Your goal> Filter the records below for the word "JSON". Copy each line that holds it.

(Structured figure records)

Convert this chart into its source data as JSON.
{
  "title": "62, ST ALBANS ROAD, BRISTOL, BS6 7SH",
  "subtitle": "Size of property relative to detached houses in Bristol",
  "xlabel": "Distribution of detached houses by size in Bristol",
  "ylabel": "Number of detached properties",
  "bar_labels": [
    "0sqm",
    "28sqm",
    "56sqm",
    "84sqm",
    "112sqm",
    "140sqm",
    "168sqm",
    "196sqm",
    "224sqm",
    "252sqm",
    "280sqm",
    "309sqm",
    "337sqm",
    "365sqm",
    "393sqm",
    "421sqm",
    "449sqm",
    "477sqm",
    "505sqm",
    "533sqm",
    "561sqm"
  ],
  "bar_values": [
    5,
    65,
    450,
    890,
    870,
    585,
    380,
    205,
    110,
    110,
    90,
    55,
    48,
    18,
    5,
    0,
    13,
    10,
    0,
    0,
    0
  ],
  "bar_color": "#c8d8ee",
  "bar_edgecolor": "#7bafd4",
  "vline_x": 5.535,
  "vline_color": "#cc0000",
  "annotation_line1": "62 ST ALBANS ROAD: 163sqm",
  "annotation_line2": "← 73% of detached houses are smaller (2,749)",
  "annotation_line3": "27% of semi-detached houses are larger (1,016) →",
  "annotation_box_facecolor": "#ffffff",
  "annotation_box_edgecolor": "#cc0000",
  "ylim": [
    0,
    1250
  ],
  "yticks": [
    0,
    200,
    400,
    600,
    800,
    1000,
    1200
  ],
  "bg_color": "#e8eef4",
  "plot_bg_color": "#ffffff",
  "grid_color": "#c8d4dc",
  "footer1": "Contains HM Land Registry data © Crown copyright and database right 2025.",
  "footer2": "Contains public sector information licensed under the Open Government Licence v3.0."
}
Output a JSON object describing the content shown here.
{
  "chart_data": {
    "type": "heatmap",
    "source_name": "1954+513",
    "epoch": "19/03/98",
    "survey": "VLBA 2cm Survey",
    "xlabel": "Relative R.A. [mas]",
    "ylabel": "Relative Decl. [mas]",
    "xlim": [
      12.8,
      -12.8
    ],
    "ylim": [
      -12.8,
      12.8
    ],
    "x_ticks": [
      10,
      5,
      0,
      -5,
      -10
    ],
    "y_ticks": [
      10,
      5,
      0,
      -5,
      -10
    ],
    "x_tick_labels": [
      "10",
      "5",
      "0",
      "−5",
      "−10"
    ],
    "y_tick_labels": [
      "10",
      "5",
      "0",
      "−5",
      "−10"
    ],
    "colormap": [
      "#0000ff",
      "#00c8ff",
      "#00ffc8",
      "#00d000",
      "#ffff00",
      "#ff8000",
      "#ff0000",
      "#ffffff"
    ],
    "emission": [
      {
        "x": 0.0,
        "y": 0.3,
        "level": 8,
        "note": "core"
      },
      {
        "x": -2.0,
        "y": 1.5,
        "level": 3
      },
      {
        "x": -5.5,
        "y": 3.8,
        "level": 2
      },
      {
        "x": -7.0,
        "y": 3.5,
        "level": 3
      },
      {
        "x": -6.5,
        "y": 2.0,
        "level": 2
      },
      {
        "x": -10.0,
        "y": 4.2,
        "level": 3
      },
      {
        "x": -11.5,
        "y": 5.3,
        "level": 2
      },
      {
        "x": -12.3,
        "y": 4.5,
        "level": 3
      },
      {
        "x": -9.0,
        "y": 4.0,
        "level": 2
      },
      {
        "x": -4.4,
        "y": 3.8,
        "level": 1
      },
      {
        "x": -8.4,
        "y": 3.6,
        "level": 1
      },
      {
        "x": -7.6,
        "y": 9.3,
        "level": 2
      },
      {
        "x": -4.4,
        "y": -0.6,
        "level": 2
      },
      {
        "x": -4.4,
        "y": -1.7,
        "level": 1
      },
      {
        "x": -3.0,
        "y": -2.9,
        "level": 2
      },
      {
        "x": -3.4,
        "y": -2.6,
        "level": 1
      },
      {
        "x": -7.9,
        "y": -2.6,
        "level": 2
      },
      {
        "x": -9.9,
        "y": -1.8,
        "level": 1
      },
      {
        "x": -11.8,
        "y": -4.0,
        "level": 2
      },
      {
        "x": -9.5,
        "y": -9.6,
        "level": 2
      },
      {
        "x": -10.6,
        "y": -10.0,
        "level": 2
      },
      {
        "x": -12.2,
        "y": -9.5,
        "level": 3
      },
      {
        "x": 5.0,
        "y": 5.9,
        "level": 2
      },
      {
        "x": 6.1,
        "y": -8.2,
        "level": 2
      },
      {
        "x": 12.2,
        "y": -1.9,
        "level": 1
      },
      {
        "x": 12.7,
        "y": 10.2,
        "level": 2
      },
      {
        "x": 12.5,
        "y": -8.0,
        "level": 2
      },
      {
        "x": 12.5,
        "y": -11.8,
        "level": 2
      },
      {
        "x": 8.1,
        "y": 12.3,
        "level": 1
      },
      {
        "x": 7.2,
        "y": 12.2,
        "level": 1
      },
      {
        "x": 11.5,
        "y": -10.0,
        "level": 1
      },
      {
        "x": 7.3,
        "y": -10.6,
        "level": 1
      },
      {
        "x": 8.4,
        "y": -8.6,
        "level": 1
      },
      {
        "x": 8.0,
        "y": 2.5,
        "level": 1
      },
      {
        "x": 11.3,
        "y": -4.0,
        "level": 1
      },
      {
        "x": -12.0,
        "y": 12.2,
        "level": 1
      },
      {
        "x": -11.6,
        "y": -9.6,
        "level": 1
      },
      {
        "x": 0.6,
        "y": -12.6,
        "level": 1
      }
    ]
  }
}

Correct answer>
Convert this chart into its source data as JSON.
Output a JSON object describing the content shown here.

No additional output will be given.